— START Source material —
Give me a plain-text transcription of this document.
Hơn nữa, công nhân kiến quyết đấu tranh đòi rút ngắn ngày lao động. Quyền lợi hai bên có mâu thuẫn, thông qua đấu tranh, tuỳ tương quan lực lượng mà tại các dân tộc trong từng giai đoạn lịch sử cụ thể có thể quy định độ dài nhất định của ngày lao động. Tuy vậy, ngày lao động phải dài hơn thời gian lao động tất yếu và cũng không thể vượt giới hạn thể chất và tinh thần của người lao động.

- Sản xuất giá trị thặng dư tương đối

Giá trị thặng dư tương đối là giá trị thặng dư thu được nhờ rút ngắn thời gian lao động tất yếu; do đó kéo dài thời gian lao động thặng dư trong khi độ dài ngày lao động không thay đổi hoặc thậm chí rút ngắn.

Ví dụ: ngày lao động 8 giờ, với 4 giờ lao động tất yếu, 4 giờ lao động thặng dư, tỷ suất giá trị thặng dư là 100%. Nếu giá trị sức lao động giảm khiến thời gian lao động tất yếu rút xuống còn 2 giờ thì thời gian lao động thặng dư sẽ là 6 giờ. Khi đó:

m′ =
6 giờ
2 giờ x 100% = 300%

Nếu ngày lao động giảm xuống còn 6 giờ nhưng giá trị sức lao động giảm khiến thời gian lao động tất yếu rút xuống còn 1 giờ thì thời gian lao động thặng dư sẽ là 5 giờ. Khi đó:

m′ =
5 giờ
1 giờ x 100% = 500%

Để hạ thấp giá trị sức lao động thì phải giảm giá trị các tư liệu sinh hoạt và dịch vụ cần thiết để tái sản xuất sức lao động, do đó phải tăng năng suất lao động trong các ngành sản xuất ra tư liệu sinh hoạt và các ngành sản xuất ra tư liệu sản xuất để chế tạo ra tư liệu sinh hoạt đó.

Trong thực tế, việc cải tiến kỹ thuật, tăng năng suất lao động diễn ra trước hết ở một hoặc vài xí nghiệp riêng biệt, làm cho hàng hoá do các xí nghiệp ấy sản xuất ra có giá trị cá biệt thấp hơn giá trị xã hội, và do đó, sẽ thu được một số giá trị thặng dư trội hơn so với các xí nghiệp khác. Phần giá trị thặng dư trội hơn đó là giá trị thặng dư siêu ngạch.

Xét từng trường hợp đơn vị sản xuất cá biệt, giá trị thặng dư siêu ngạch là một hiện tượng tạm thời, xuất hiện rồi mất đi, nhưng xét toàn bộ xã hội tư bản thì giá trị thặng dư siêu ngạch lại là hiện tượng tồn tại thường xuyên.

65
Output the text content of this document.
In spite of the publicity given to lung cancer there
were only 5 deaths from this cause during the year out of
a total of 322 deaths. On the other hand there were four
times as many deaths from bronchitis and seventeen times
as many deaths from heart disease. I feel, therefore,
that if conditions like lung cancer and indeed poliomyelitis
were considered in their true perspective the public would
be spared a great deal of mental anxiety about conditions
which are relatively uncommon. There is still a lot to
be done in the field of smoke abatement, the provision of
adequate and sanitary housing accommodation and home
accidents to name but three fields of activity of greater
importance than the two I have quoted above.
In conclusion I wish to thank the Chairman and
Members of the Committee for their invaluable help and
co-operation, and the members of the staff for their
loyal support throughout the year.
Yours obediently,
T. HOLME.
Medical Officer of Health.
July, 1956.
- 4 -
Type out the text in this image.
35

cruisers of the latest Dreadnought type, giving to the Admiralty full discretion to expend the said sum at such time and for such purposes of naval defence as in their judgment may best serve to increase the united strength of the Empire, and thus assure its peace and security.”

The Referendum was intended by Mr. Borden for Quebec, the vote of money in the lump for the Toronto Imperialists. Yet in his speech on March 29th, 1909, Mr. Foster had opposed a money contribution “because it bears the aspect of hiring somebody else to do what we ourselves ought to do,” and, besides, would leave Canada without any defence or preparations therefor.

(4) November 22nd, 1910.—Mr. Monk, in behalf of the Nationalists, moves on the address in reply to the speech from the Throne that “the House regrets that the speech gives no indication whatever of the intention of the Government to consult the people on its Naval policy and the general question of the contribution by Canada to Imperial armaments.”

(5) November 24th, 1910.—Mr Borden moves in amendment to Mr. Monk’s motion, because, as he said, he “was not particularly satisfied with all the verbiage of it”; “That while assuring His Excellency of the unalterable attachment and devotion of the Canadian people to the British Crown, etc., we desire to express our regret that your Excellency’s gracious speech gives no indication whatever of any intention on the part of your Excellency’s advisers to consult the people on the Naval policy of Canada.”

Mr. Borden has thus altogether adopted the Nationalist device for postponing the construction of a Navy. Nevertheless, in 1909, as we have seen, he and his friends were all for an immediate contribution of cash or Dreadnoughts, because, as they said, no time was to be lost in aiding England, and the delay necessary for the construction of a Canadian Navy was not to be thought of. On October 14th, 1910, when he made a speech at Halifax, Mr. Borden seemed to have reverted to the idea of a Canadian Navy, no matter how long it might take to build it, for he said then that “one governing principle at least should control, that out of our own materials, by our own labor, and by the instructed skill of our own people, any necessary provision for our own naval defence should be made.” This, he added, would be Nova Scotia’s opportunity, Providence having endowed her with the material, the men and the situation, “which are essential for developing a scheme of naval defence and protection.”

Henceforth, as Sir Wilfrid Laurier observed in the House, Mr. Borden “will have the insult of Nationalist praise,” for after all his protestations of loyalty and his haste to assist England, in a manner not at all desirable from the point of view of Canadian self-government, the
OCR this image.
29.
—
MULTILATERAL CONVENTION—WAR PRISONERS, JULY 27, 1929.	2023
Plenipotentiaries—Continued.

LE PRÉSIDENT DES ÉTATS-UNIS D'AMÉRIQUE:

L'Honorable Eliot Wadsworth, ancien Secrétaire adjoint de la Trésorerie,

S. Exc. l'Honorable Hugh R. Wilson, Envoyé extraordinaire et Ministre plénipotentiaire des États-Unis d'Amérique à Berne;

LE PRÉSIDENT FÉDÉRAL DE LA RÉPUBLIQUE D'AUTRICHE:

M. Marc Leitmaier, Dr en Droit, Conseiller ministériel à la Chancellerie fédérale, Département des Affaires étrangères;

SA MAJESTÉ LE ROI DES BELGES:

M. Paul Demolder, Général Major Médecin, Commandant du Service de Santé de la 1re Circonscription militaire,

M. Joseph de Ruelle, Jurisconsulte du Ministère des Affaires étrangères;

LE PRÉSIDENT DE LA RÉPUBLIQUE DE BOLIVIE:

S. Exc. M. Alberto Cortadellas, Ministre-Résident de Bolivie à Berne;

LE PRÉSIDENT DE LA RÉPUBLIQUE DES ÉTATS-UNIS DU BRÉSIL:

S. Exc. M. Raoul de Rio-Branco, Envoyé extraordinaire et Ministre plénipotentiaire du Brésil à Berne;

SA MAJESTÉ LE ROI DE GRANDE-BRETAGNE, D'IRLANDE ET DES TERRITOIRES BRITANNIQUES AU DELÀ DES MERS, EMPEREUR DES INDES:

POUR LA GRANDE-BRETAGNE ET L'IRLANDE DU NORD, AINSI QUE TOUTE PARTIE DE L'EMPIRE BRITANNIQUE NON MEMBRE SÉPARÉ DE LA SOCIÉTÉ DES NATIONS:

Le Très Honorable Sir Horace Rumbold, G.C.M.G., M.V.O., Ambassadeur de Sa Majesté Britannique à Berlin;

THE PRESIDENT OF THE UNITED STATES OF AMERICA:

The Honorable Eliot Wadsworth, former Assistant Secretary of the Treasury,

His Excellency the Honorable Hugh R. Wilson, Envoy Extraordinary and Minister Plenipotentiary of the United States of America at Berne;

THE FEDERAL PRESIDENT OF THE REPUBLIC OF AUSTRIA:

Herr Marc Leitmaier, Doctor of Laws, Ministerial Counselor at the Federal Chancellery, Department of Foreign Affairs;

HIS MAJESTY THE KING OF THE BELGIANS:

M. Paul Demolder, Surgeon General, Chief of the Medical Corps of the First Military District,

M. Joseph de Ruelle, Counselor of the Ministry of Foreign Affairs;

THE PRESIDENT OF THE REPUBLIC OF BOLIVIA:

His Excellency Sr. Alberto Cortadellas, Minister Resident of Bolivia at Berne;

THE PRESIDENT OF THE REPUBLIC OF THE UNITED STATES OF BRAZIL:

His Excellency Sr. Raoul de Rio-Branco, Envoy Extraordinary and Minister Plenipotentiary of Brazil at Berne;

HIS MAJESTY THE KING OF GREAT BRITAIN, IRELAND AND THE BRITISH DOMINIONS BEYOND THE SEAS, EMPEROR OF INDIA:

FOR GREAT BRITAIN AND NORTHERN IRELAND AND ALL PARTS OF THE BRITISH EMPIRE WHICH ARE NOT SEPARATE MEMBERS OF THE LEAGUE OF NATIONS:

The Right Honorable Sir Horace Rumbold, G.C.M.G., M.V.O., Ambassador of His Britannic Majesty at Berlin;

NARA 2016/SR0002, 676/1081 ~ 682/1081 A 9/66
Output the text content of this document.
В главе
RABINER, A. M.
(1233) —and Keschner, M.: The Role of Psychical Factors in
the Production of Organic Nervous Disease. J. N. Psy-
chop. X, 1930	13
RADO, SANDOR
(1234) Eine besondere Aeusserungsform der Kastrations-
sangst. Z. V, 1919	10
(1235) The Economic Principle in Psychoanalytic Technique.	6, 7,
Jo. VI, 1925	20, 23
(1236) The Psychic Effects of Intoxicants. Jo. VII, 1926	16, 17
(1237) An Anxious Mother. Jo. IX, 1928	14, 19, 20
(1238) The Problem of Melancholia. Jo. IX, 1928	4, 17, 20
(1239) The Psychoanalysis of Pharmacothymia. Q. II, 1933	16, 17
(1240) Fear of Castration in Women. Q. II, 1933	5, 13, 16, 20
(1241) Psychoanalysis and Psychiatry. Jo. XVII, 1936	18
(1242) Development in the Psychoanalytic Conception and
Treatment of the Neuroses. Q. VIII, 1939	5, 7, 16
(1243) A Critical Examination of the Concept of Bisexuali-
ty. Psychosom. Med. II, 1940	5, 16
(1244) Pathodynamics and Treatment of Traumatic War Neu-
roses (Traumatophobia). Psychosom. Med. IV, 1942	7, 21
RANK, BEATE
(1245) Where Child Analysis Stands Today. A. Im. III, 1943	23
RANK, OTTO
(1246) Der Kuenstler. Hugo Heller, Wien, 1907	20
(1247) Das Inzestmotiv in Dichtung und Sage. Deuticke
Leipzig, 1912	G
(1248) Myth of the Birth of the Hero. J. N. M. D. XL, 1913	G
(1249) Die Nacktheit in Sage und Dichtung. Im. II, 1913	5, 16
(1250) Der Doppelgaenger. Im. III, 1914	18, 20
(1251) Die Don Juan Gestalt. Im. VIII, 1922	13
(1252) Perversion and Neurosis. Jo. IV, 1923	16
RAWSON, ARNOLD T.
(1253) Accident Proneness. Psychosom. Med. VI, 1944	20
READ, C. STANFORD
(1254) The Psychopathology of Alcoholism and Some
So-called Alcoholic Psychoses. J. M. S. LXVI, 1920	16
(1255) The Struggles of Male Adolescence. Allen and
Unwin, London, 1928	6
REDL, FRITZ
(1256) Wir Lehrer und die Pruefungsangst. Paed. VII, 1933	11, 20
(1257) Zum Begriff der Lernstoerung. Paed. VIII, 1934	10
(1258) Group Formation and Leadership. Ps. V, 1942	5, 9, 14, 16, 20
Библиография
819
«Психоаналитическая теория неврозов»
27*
— END Source material —
__Directions for this task__.
Read the entries above, then pull out the lines that include "Rumbold".

__Output of the exercise__.
Le Très Honorable Sir Horace Rumbold, G.C.M.G., M.V.O., Ambassadeur de Sa Majesté Britannique à Berlin;
The Right Honorable Sir Horace Rumbold, G.C.M.G., M.V.O., Ambassador of His Britannic Majesty at Berlin;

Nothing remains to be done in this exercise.